Faithfully return all lines, omitting every embedded picture.

Records from a data source |
## Start
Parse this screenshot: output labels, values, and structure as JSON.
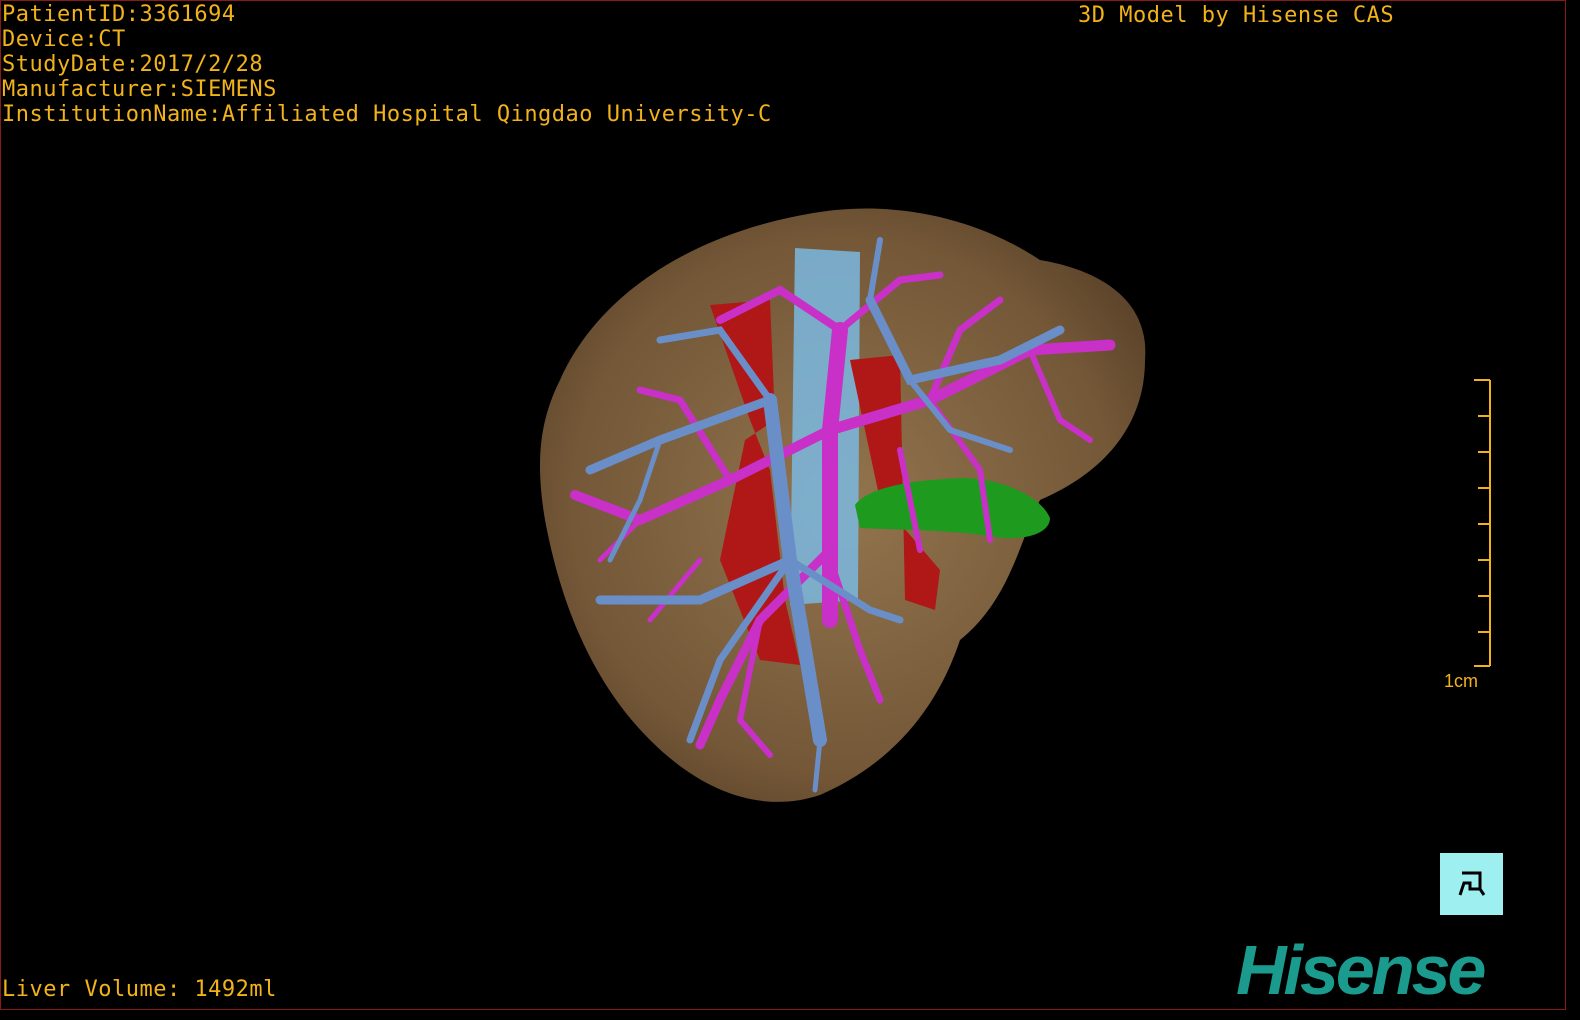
{
  "overlay": {
    "patient_id": "PatientID:3361694",
    "device": "Device:CT",
    "study_date": "StudyDate:2017/2/28",
    "manufacturer": "Manufacturer:SIEMENS",
    "institution": "InstitutionName:Affiliated Hospital Qingdao University-C",
    "model_credit": "3D Model by Hisense CAS",
    "liver_volume": "Liver Volume: 1492ml"
  },
  "scale_bar": {
    "label": "1cm"
  },
  "brand": {
    "logo_text": "Hisense"
  },
  "controls": {
    "orientation_icon": "orientation-cube-icon"
  },
  "colors": {
    "overlay_text": "#f2b21a",
    "liver": "#8a6a45",
    "portal_vein": "#c830c8",
    "hepatic_vein": "#6a8fc8",
    "ivc": "#7ab8e0",
    "artery": "#b01818",
    "gallbladder": "#1e9a1e",
    "logo": "#1a9b8e",
    "orientation_button": "#9ef0f0"
  }
}
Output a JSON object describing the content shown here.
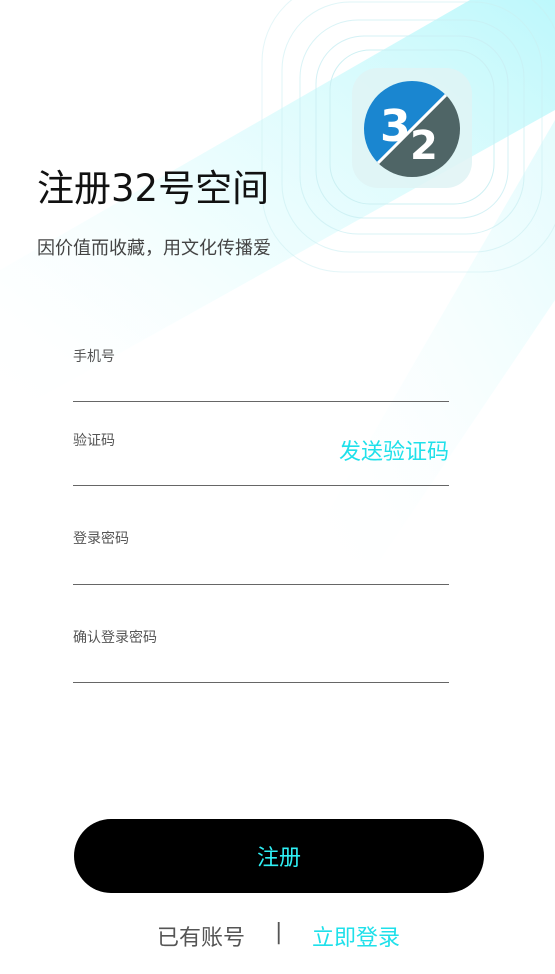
{
  "header": {
    "title": "注册32号空间",
    "subtitle": "因价值而收藏，用文化传播爱",
    "logo_text_top": "3",
    "logo_text_bottom": "2"
  },
  "form": {
    "phone_label": "手机号",
    "code_label": "验证码",
    "send_code_label": "发送验证码",
    "password_label": "登录密码",
    "confirm_password_label": "确认登录密码"
  },
  "actions": {
    "register_label": "注册",
    "has_account_text": "已有账号",
    "divider": "|",
    "login_label": "立即登录"
  },
  "colors": {
    "accent": "#1fe0ea",
    "button_bg": "#000000",
    "logo_blue": "#1a86d0",
    "logo_gray": "#4f6566"
  },
  "icons": {
    "logo": "32-logo-icon"
  }
}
## End
Written solution |
Parse this screenshot: output labels, values, and structure as JSON.
{
  "overlay": {
    "patient_id": "PatientID:3361694",
    "device": "Device:CT",
    "study_date": "StudyDate:2017/2/28",
    "manufacturer": "Manufacturer:SIEMENS",
    "institution": "InstitutionName:Affiliated Hospital Qingdao University-C",
    "model_credit": "3D Model by Hisense CAS",
    "liver_volume": "Liver Volume: 1492ml"
  },
  "scale_bar": {
    "label": "1cm"
  },
  "brand": {
    "logo_text": "Hisense"
  },
  "controls": {
    "orientation_icon": "orientation-cube-icon"
  },
  "colors": {
    "overlay_text": "#f2b21a",
    "liver": "#8a6a45",
    "portal_vein": "#c830c8",
    "hepatic_vein": "#6a8fc8",
    "ivc": "#7ab8e0",
    "artery": "#b01818",
    "gallbladder": "#1e9a1e",
    "logo": "#1a9b8e",
    "orientation_button": "#9ef0f0"
  }
}
Output a JSON object describing the content shown here.
{
  "header": {
    "title": "注册32号空间",
    "subtitle": "因价值而收藏，用文化传播爱",
    "logo_text_top": "3",
    "logo_text_bottom": "2"
  },
  "form": {
    "phone_label": "手机号",
    "code_label": "验证码",
    "send_code_label": "发送验证码",
    "password_label": "登录密码",
    "confirm_password_label": "确认登录密码"
  },
  "actions": {
    "register_label": "注册",
    "has_account_text": "已有账号",
    "divider": "|",
    "login_label": "立即登录"
  },
  "colors": {
    "accent": "#1fe0ea",
    "button_bg": "#000000",
    "logo_blue": "#1a86d0",
    "logo_gray": "#4f6566"
  },
  "icons": {
    "logo": "32-logo-icon"
  }
}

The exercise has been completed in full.